Across the entries below, count the lines in which the word "screenshot" occurs. Reply with the count alone.

### Material

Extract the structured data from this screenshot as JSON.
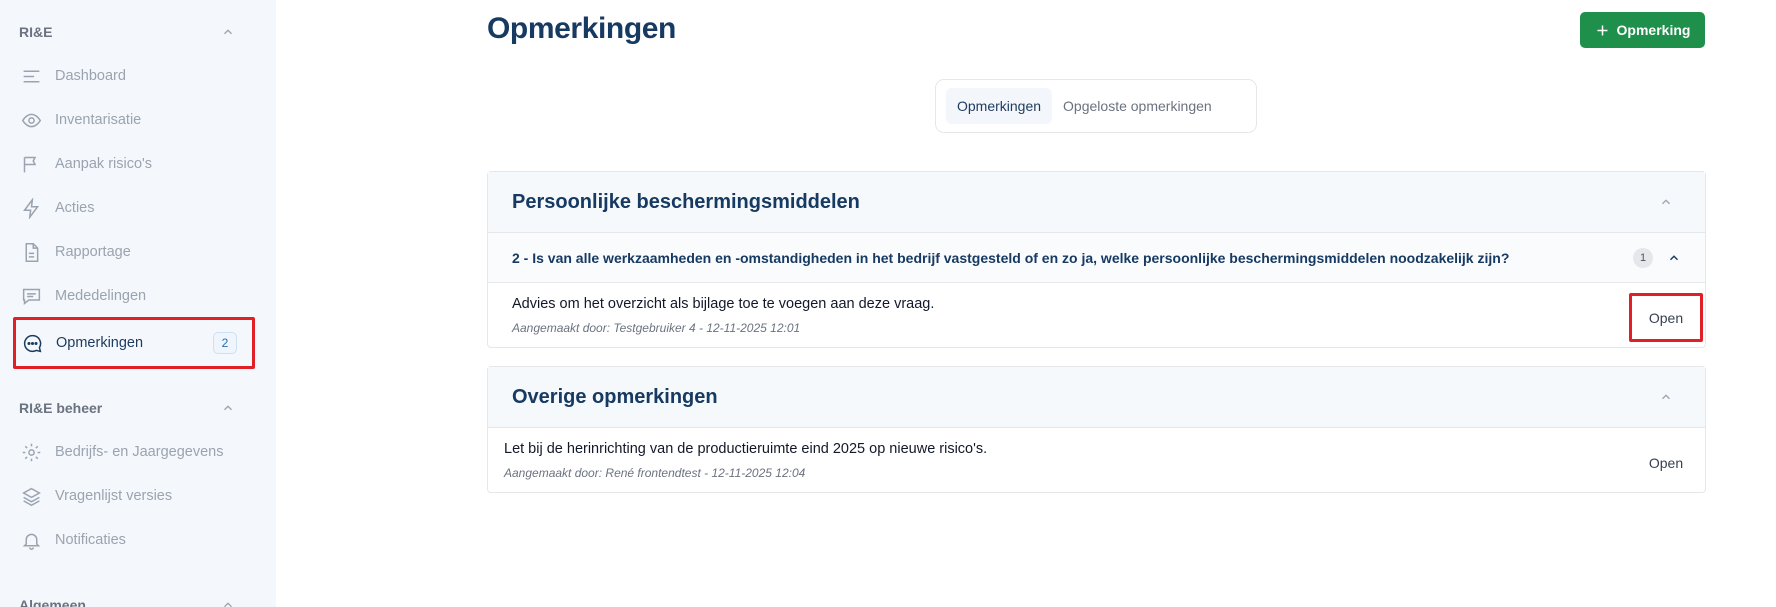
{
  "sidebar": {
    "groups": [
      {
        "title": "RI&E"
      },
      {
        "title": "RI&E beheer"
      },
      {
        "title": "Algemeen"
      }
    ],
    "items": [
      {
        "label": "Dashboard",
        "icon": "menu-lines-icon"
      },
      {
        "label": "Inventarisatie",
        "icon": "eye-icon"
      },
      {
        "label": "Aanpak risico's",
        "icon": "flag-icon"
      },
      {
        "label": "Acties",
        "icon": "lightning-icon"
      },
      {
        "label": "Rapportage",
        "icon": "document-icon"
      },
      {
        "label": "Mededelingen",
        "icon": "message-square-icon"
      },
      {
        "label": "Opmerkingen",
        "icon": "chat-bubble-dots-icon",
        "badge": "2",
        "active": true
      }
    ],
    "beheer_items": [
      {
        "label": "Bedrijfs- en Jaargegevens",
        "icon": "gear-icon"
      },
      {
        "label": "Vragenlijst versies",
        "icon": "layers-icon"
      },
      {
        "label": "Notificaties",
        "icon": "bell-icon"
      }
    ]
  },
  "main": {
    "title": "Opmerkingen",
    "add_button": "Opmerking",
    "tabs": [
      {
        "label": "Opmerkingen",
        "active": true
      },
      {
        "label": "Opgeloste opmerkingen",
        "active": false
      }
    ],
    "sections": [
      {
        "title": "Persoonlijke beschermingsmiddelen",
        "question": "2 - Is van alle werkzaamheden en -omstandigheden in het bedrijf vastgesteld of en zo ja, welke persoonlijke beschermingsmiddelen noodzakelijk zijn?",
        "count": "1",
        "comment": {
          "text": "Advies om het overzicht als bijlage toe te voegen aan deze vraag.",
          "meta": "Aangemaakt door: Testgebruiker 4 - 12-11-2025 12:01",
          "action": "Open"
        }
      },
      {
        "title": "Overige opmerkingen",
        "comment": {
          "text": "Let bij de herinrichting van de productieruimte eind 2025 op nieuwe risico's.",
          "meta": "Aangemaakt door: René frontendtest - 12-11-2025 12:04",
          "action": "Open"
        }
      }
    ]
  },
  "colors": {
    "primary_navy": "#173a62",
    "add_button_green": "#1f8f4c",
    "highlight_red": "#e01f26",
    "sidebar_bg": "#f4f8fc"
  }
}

######
### Material

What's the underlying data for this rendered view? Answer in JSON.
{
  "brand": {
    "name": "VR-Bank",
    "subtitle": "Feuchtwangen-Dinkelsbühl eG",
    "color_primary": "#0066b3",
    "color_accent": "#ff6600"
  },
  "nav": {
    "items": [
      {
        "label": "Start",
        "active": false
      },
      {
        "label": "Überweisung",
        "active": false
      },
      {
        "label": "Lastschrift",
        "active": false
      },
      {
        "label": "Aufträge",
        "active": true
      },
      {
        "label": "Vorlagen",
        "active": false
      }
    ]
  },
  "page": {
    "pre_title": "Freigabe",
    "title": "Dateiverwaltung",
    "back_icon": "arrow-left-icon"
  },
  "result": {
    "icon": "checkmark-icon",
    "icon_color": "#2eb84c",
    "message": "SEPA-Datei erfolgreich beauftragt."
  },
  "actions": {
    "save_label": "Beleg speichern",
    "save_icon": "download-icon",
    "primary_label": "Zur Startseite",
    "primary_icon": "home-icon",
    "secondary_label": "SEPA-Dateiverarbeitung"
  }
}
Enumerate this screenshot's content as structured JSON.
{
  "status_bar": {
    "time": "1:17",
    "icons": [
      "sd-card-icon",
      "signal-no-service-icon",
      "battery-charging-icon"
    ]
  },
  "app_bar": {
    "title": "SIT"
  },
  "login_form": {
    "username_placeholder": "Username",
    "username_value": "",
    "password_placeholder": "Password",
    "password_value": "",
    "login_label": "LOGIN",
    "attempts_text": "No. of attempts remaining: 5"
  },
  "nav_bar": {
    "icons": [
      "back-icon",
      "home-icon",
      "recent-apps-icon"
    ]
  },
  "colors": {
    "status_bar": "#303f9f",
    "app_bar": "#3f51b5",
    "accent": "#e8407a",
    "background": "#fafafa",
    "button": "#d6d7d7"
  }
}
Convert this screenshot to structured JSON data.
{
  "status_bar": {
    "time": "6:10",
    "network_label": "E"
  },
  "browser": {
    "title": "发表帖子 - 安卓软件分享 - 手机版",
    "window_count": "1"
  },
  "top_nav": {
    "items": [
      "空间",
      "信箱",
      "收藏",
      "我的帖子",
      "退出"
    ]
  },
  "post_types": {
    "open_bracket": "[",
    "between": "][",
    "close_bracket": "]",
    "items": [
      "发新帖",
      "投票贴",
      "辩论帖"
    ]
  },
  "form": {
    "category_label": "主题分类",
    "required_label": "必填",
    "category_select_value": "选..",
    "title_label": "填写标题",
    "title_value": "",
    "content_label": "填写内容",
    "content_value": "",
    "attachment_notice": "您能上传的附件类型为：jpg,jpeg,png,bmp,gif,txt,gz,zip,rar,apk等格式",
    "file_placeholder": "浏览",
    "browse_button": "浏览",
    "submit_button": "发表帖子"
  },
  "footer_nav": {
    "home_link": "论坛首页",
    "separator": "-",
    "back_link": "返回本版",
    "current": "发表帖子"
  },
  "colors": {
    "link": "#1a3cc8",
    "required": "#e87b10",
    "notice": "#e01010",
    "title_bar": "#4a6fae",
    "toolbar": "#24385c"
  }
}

######

**Exercise output**
3